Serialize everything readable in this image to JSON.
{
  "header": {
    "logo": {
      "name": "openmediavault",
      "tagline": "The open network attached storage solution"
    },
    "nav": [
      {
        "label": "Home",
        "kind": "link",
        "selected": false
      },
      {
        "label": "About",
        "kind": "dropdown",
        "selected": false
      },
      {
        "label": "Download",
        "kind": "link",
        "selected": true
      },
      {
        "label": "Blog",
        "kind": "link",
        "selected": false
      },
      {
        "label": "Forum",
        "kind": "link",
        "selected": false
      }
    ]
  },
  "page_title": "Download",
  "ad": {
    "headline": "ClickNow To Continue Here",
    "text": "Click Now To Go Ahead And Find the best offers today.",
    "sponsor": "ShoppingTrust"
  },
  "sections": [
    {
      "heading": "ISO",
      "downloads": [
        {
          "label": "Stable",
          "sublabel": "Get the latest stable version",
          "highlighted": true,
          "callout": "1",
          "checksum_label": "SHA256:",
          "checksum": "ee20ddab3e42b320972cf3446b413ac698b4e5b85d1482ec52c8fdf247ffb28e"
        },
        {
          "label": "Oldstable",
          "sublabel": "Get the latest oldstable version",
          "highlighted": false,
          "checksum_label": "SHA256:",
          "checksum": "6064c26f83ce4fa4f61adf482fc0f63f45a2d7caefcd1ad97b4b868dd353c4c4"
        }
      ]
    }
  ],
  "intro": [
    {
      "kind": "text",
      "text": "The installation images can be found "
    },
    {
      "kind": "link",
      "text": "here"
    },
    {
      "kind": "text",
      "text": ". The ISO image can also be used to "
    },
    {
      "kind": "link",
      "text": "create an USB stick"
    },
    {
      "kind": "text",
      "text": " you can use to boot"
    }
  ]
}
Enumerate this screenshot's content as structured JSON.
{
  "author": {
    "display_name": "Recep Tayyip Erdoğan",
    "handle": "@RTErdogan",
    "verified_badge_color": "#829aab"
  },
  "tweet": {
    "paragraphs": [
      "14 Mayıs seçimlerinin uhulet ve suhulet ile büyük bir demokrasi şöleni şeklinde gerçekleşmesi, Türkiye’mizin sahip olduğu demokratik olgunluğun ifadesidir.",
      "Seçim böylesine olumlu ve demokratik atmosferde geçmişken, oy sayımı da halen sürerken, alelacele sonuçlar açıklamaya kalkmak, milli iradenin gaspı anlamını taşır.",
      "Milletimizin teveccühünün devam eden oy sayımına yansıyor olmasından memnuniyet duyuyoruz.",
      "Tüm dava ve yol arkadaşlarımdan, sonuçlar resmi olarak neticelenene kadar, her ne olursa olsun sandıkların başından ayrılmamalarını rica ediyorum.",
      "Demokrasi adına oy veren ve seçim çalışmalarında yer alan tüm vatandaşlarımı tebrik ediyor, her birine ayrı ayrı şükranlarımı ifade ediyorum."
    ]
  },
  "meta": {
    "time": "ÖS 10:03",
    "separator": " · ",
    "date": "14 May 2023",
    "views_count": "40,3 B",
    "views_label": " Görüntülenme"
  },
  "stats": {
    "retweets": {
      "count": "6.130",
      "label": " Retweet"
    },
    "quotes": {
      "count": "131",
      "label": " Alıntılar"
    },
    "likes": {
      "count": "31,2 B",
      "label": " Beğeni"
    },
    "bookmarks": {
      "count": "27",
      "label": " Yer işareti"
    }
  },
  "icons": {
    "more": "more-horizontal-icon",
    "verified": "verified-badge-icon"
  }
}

..............................

- **PROBLEM REQUIREMENTS**
Repeat word for word the lines running from the line containing "Enumerate this screenshot's" to the end of the entries above, inclusive.

- **FINISHED EXERCISE**
Enumerate this screenshot's content as structured JSON.
{
  "author": {
    "display_name": "Recep Tayyip Erdoğan",
    "handle": "@RTErdogan",
    "verified_badge_color": "#829aab"
  },
  "tweet": {
    "paragraphs": [
      "14 Mayıs seçimlerinin uhulet ve suhulet ile büyük bir demokrasi şöleni şeklinde gerçekleşmesi, Türkiye’mizin sahip olduğu demokratik olgunluğun ifadesidir.",
      "Seçim böylesine olumlu ve demokratik atmosferde geçmişken, oy sayımı da halen sürerken, alelacele sonuçlar açıklamaya kalkmak, milli iradenin gaspı anlamını taşır.",
      "Milletimizin teveccühünün devam eden oy sayımına yansıyor olmasından memnuniyet duyuyoruz.",
      "Tüm dava ve yol arkadaşlarımdan, sonuçlar resmi olarak neticelenene kadar, her ne olursa olsun sandıkların başından ayrılmamalarını rica ediyorum.",
      "Demokrasi adına oy veren ve seçim çalışmalarında yer alan tüm vatandaşlarımı tebrik ediyor, her birine ayrı ayrı şükranlarımı ifade ediyorum."
    ]
  },
  "meta": {
    "time": "ÖS 10:03",
    "separator": " · ",
    "date": "14 May 2023",
    "views_count": "40,3 B",
    "views_label": " Görüntülenme"
  },
  "stats": {
    "retweets": {
      "count": "6.130",
      "label": " Retweet"
    },
    "quotes": {
      "count": "131",
      "label": " Alıntılar"
    },
    "likes": {
      "count": "31,2 B",
      "label": " Beğeni"
    },
    "bookmarks": {
      "count": "27",
      "label": " Yer işareti"
    }
  },
  "icons": {
    "more": "more-horizontal-icon",
    "verified": "verified-badge-icon"
  }
}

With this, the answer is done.